▶ [What you need to do]:
Gather up every line from the entries below that uses the word "учитывается".

* Begin Records for the task *

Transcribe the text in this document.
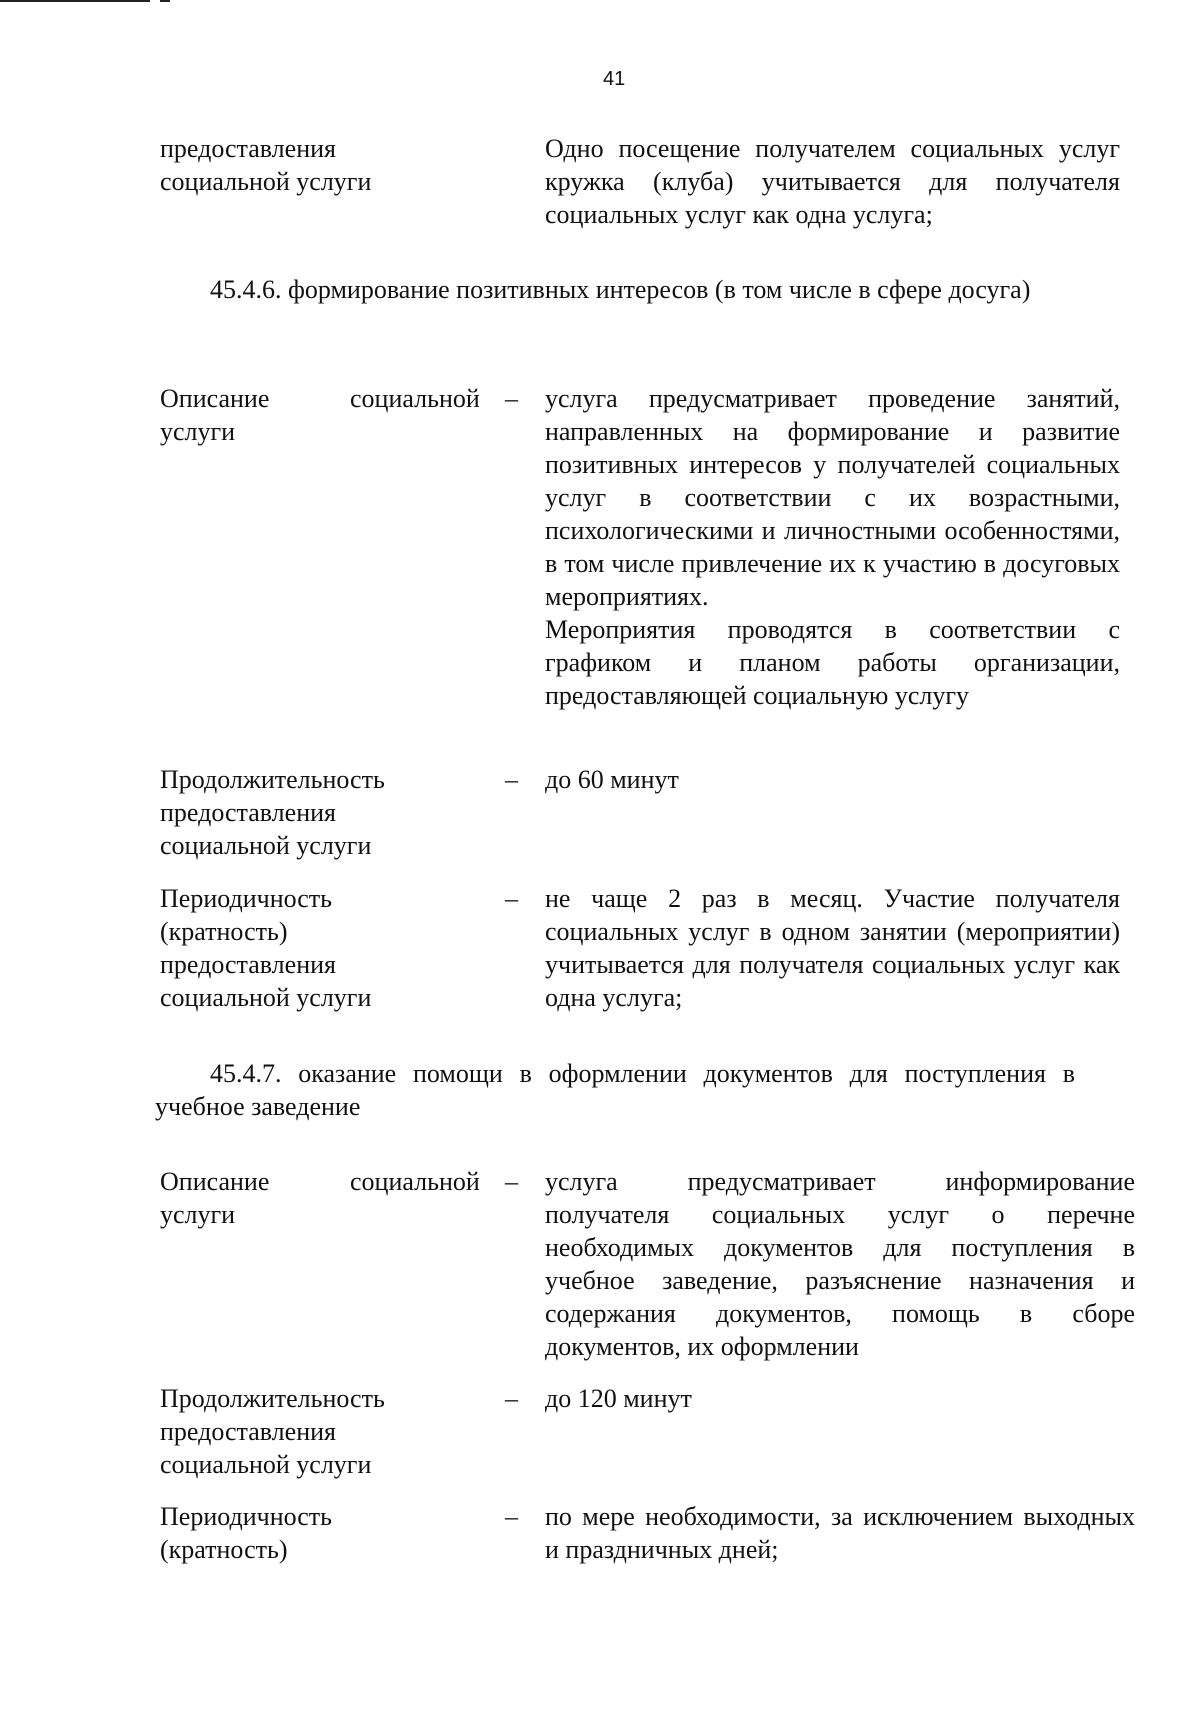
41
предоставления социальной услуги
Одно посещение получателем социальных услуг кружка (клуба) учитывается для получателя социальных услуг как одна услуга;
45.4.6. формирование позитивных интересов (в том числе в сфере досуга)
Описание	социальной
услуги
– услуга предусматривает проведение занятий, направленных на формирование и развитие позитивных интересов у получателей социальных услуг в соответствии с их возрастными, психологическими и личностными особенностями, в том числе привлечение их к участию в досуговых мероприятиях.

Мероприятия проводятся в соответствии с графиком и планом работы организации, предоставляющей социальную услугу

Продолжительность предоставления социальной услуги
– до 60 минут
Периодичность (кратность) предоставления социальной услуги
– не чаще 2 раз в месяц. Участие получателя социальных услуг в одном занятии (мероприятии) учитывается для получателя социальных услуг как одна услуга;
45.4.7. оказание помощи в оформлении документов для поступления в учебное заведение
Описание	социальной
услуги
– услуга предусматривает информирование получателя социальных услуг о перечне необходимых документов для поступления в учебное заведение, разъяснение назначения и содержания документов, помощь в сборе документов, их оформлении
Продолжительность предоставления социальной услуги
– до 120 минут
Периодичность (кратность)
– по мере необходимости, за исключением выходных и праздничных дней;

* End Records for the task *

▶ [Written solution]:
Одно посещение получателем социальных услуг кружка (клуба) учитывается для получателя социальных услуг как одна услуга;
– не чаще 2 раз в месяц. Участие получателя социальных услуг в одном занятии (мероприятии) учитывается для получателя социальных услуг как одна услуга;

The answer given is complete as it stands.